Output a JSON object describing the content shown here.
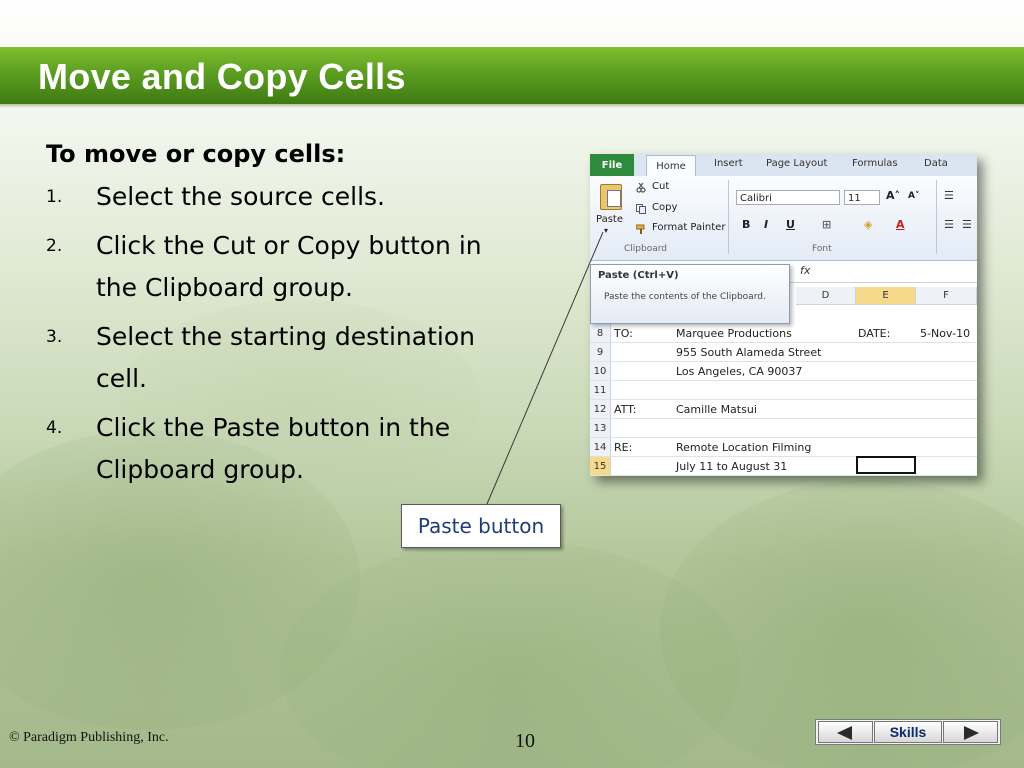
{
  "slide": {
    "title": "Move and Copy Cells",
    "heading": "To move or copy cells:",
    "steps": [
      {
        "num": "1.",
        "text": "Select the source cells."
      },
      {
        "num": "2.",
        "text": "Click the Cut or Copy button in the Clipboard group."
      },
      {
        "num": "3.",
        "text": "Select the starting destination cell."
      },
      {
        "num": "4.",
        "text": "Click the Paste button in the Clipboard group."
      }
    ],
    "callout": "Paste button"
  },
  "excel": {
    "tabs": [
      "File",
      "Home",
      "Insert",
      "Page Layout",
      "Formulas",
      "Data"
    ],
    "clipboard": {
      "paste_label": "Paste",
      "cut_label": "Cut",
      "copy_label": "Copy",
      "format_painter_label": "Format Painter",
      "group_label": "Clipboard"
    },
    "font": {
      "font_name": "Calibri",
      "font_size": "11",
      "bold": "B",
      "italic": "I",
      "underline": "U",
      "group_label": "Font"
    },
    "formula_bar": {
      "fx": "fx"
    },
    "tooltip": {
      "title": "Paste (Ctrl+V)",
      "description": "Paste the contents of the Clipboard."
    },
    "columns": [
      "D",
      "E",
      "F"
    ],
    "rows": [
      {
        "num": "8",
        "a": "TO:",
        "b": "Marquee Productions",
        "e": "DATE:",
        "f": "5-Nov-10"
      },
      {
        "num": "9",
        "a": "",
        "b": "955 South Alameda Street",
        "e": "",
        "f": ""
      },
      {
        "num": "10",
        "a": "",
        "b": "Los Angeles, CA 90037",
        "e": "",
        "f": ""
      },
      {
        "num": "11",
        "a": "",
        "b": "",
        "e": "",
        "f": ""
      },
      {
        "num": "12",
        "a": "ATT:",
        "b": "Camille Matsui",
        "e": "",
        "f": ""
      },
      {
        "num": "13",
        "a": "",
        "b": "",
        "e": "",
        "f": ""
      },
      {
        "num": "14",
        "a": "RE:",
        "b": "Remote Location Filming",
        "e": "",
        "f": ""
      },
      {
        "num": "15",
        "a": "",
        "b": "July 11 to August 31",
        "e": "",
        "f": ""
      }
    ]
  },
  "footer": {
    "copyright": "© Paradigm Publishing, Inc.",
    "page_number": "10",
    "skills_label": "Skills"
  },
  "colors": {
    "title_band": "#4f8f1d",
    "excel_file_tab": "#2e8b3d",
    "callout_text": "#1f3c7a"
  }
}
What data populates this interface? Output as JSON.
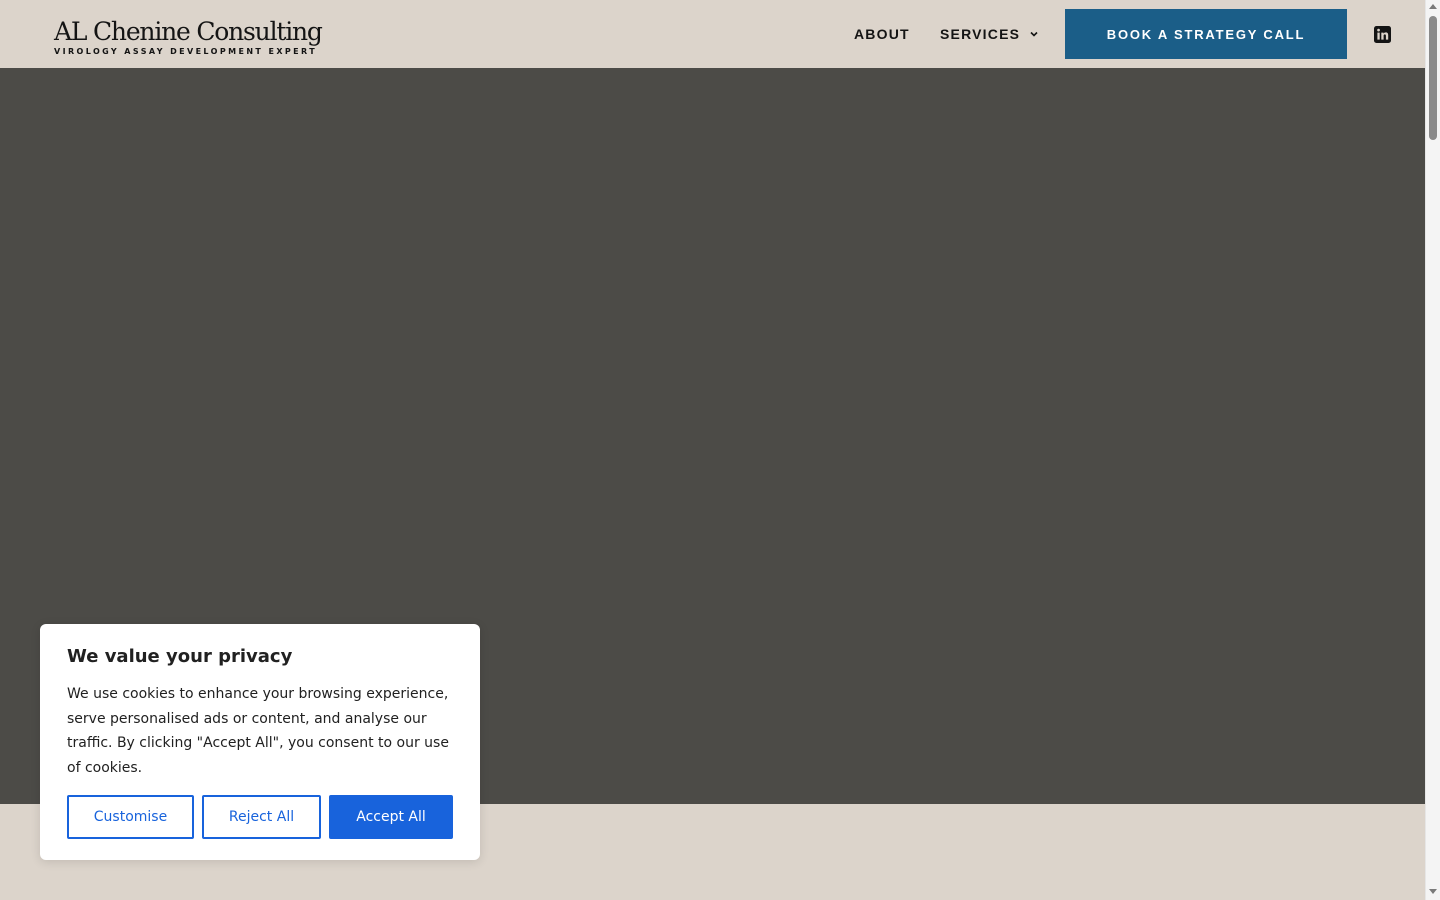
{
  "header": {
    "logo_title": "AL Chenine Consulting",
    "logo_tagline": "VIROLOGY ASSAY DEVELOPMENT EXPERT",
    "nav": {
      "about": "ABOUT",
      "services": "SERVICES"
    },
    "cta_label": "BOOK A STRATEGY CALL",
    "social_icon": "linkedin-icon"
  },
  "cookie_banner": {
    "title": "We value your privacy",
    "body": "We use cookies to enhance your browsing experience, serve personalised ads or content, and analyse our traffic. By clicking \"Accept All\", you consent to our use of cookies.",
    "customise_label": "Customise",
    "reject_label": "Reject All",
    "accept_label": "Accept All"
  },
  "colors": {
    "header_bg": "#dcd4cb",
    "hero_bg": "#4c4b47",
    "cta_bg": "#1b5e88",
    "cookie_accent": "#1863dc",
    "text_dark": "#141414"
  }
}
◇ ◇ ◇ ◇ ◇ ◇ ◇
Could you reproduce every record above exactly, leaving out any pictures?

## Response
Output a JSON object describing the content shown here.
{
  "slide": {
    "title": "Move and Copy Cells",
    "heading": "To move or copy cells:",
    "steps": [
      {
        "num": "1.",
        "text": "Select the source cells."
      },
      {
        "num": "2.",
        "text": "Click the Cut or Copy button in the Clipboard group."
      },
      {
        "num": "3.",
        "text": "Select the starting destination cell."
      },
      {
        "num": "4.",
        "text": "Click the Paste button in the Clipboard group."
      }
    ],
    "callout": "Paste button"
  },
  "excel": {
    "tabs": [
      "File",
      "Home",
      "Insert",
      "Page Layout",
      "Formulas",
      "Data"
    ],
    "clipboard": {
      "paste_label": "Paste",
      "cut_label": "Cut",
      "copy_label": "Copy",
      "format_painter_label": "Format Painter",
      "group_label": "Clipboard"
    },
    "font": {
      "font_name": "Calibri",
      "font_size": "11",
      "bold": "B",
      "italic": "I",
      "underline": "U",
      "group_label": "Font"
    },
    "formula_bar": {
      "fx": "fx"
    },
    "tooltip": {
      "title": "Paste (Ctrl+V)",
      "description": "Paste the contents of the Clipboard."
    },
    "columns": [
      "D",
      "E",
      "F"
    ],
    "rows": [
      {
        "num": "8",
        "a": "TO:",
        "b": "Marquee Productions",
        "e": "DATE:",
        "f": "5-Nov-10"
      },
      {
        "num": "9",
        "a": "",
        "b": "955 South Alameda Street",
        "e": "",
        "f": ""
      },
      {
        "num": "10",
        "a": "",
        "b": "Los Angeles, CA 90037",
        "e": "",
        "f": ""
      },
      {
        "num": "11",
        "a": "",
        "b": "",
        "e": "",
        "f": ""
      },
      {
        "num": "12",
        "a": "ATT:",
        "b": "Camille Matsui",
        "e": "",
        "f": ""
      },
      {
        "num": "13",
        "a": "",
        "b": "",
        "e": "",
        "f": ""
      },
      {
        "num": "14",
        "a": "RE:",
        "b": "Remote Location Filming",
        "e": "",
        "f": ""
      },
      {
        "num": "15",
        "a": "",
        "b": "July 11 to August 31",
        "e": "",
        "f": ""
      }
    ]
  },
  "footer": {
    "copyright": "© Paradigm Publishing, Inc.",
    "page_number": "10",
    "skills_label": "Skills"
  },
  "colors": {
    "title_band": "#4f8f1d",
    "excel_file_tab": "#2e8b3d",
    "callout_text": "#1f3c7a"
  }
}
What data populates this interface? Output as JSON.
{
  "header": {
    "logo_title": "AL Chenine Consulting",
    "logo_tagline": "VIROLOGY ASSAY DEVELOPMENT EXPERT",
    "nav": {
      "about": "ABOUT",
      "services": "SERVICES"
    },
    "cta_label": "BOOK A STRATEGY CALL",
    "social_icon": "linkedin-icon"
  },
  "cookie_banner": {
    "title": "We value your privacy",
    "body": "We use cookies to enhance your browsing experience, serve personalised ads or content, and analyse our traffic. By clicking \"Accept All\", you consent to our use of cookies.",
    "customise_label": "Customise",
    "reject_label": "Reject All",
    "accept_label": "Accept All"
  },
  "colors": {
    "header_bg": "#dcd4cb",
    "hero_bg": "#4c4b47",
    "cta_bg": "#1b5e88",
    "cookie_accent": "#1863dc",
    "text_dark": "#141414"
  }
}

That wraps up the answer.